- What is asked -
Answer these questions using the thread on the hollow ice cream cone.
(a) Which option letter does Answer 1 choose?
(b) In Answer 2, what expression is given for the area of the cone in terms of R and H?
(c) Which option is written as MH²/3?

- Given text -

┌──

Question

Shown in the figure is a hollow icecream cone (it is open at the top). If its mass is $M ,$ radius of its top, $R$ and height, $H ,$ then its moment of inertia about its axis is:

• A. $\frac{ MR ^{2}}{2}$
• B. $\frac{ MH ^{2}}{3}$
• C. $\frac{ MR ^{2}}{3}$
• D. $\frac{ M \left( R ^{2}+ H ^{2}\right)}{4}$

Answer 1

Answer: (A)

$\frac{ MR ^{2}}{2}$

Answer 2

Area $=\pi R \ell=\pi R \left(\sqrt{ H ^{2}+ R ^{2}}\right)$ Area of element $d A =2 \pi rd \ell=2 \pi r \frac{ dh }{\cos \theta}$ mass of element $dm =\frac{ M }{\pi R \sqrt{ H ^{2}+ R ^{2}}} \times \frac{2 \pi rdh }{\cos \theta}$ $dm =\frac{2 Mh \tan \theta dh }{ R \sqrt{ H ^{2}+ R ^{2}} \cos \theta} \quad$ (here $\left. r = h \tan \theta\right)$ $I =\int( dm ) r ^{2}=\int \frac{ h ^{2} \tan ^{2} \theta}{\cos \theta}\left(\frac{2 m }{ R } \frac{ h \tan \theta}{\sqrt{ R ^{2}+ H ^{2}}}\right) dh$ $=\frac{2 M }{\cos \theta R } \frac{\tan ^{3} \theta}{\sqrt{ R ^{2}+ H ^{2}}}$ $\int\limits_{0}^{ H } h ^{3} dh =\frac{ MR ^{2} H ^{4}}{2 RH ^{3} \sqrt{ R ^{2}+ H ^{2}} \cos \theta}$ $=\frac{ MR ^{2} H \sqrt{ R ^{2}+ H ^{2}}}{2 \sqrt{ R ^{2}+ H ^{2} \times H }}$ $=\frac{ MR ^{2}}{2}$

└──

(Part of a data file)
┌──

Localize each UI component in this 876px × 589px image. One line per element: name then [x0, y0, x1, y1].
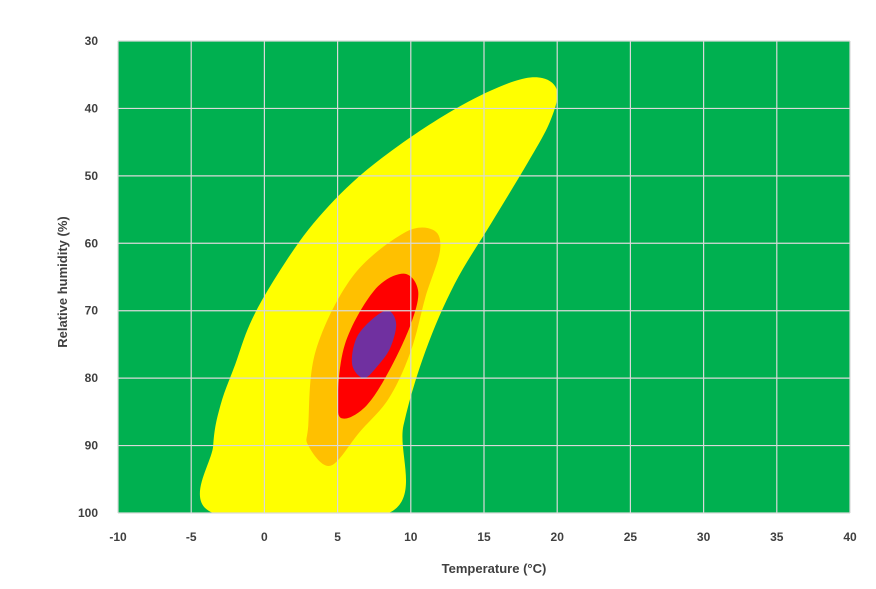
x-tick-label: 25: [624, 530, 638, 544]
y-tick-label: 90: [85, 439, 99, 453]
y-tick-label: 100: [78, 506, 98, 520]
y-tick-label: 70: [85, 304, 99, 318]
x-tick-label: -10: [109, 530, 127, 544]
x-tick-label: -5: [186, 530, 197, 544]
x-tick-label: 20: [551, 530, 565, 544]
y-tick-label: 60: [85, 236, 99, 250]
x-tick-label: 15: [477, 530, 491, 544]
x-tick-label: 0: [261, 530, 268, 544]
y-tick-label: 30: [85, 34, 99, 48]
y-tick-label: 40: [85, 101, 99, 115]
x-tick-label: 35: [770, 530, 784, 544]
x-tick-labels: -10 -5 0 5 10 15 20 25 30 35 40: [109, 530, 857, 544]
y-tick-label: 50: [85, 169, 99, 183]
y-tick-labels: 30 40 50 60 70 80 90 100: [78, 34, 98, 520]
comfort-regions: [200, 77, 558, 513]
x-tick-label: 30: [697, 530, 711, 544]
x-tick-label: 40: [843, 530, 857, 544]
x-axis-title: Temperature (°C): [442, 561, 547, 576]
x-tick-label: 10: [404, 530, 418, 544]
y-tick-label: 80: [85, 371, 99, 385]
x-tick-label: 5: [334, 530, 341, 544]
purple-region: [351, 310, 397, 379]
grid-lines: [117, 40, 851, 514]
y-axis-title: Relative humidity (%): [55, 216, 70, 347]
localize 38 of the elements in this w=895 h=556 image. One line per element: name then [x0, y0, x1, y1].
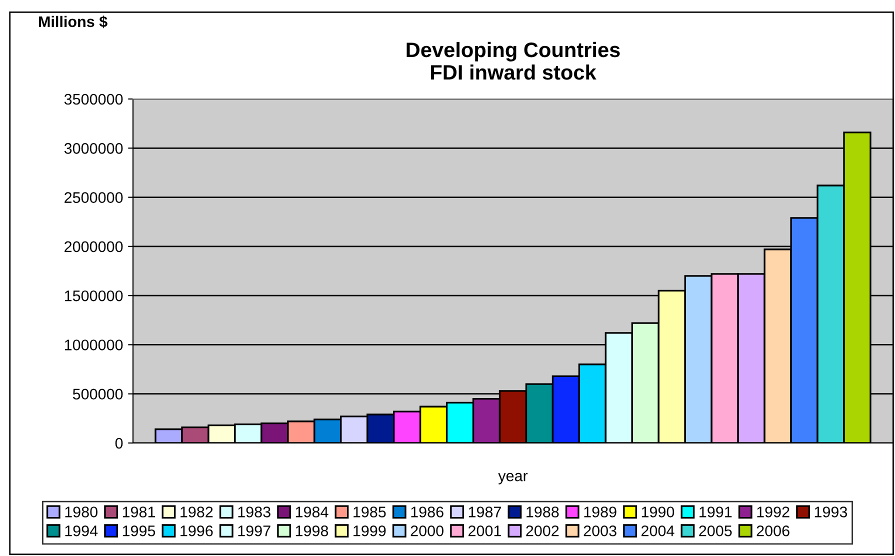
- y-tick-label: 1500000: [64, 290, 123, 302]
- legend-label: 1984: [296, 506, 328, 518]
- y-tick-label: 1000000: [64, 340, 123, 350]
- legend-label: 1982: [180, 506, 213, 518]
- legend-label: 1987: [468, 506, 501, 518]
- legend-label: 1986: [411, 506, 444, 518]
- legend-label: 1989: [584, 506, 616, 518]
- legend-label: 2000: [410, 525, 444, 536]
- chart-title: Developing Countries FDI inward stock: [406, 42, 620, 80]
- legend-label: 1991: [700, 506, 732, 518]
- legend-label: 1998: [296, 525, 328, 536]
- y-tick-label: 0: [115, 438, 123, 449]
- legend-label: 2004: [642, 525, 674, 536]
- legend-label: 1980: [65, 506, 98, 518]
- legend-label: 1994: [65, 525, 98, 536]
- legend-label: 1988: [526, 506, 559, 518]
- y-tick-label: 2500000: [64, 192, 123, 203]
- y-tick-label: 3000000: [64, 143, 123, 154]
- y-tick-label: 3500000: [64, 94, 123, 105]
- legend-label: 1995: [122, 525, 156, 536]
- legend-label: 1992: [757, 506, 790, 518]
- legend-label: 2006: [756, 525, 790, 536]
- legend-label: 1993: [814, 506, 848, 518]
- y-tick-label: 2000000: [64, 241, 123, 252]
- legend-label: 1985: [354, 506, 386, 518]
- legend-label: 1999: [354, 525, 386, 536]
- legend-label: 1981: [122, 506, 155, 518]
- legend-label: 1996: [180, 525, 213, 536]
- legend-label: 1990: [642, 506, 674, 518]
- legend-label: 2001: [468, 525, 501, 536]
- legend-label: 1997: [238, 525, 270, 536]
- y-axis-title: Millions $: [39, 16, 108, 28]
- x-axis-title: year: [498, 472, 528, 484]
- y-tick-label: 500000: [72, 388, 123, 400]
- legend-label: 2002: [526, 525, 559, 536]
- legend-label: 1983: [238, 506, 270, 518]
- legend-label: 2005: [699, 525, 732, 536]
- legend-label: 2003: [584, 525, 616, 536]
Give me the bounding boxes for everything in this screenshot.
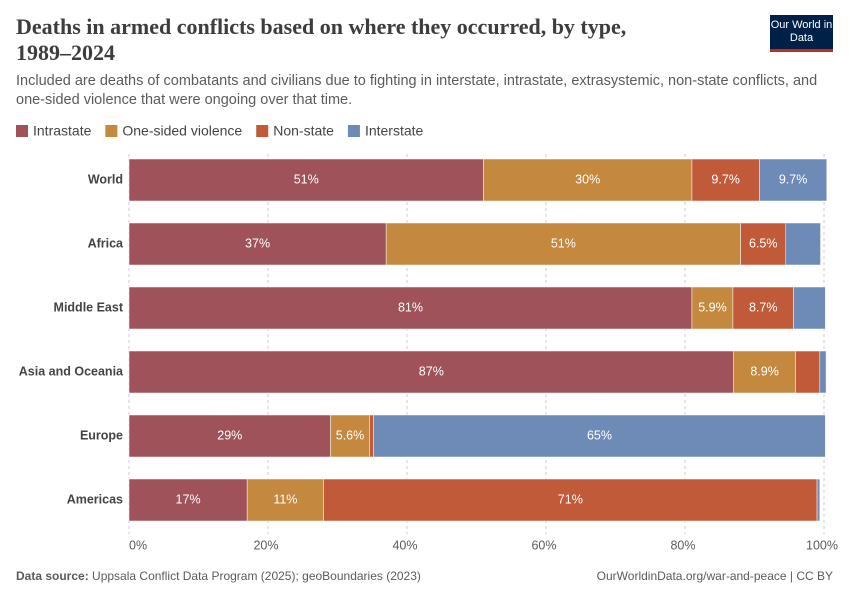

└──

- Worked answer -
(a) A
(b) πR√(H² + R²)
(c) B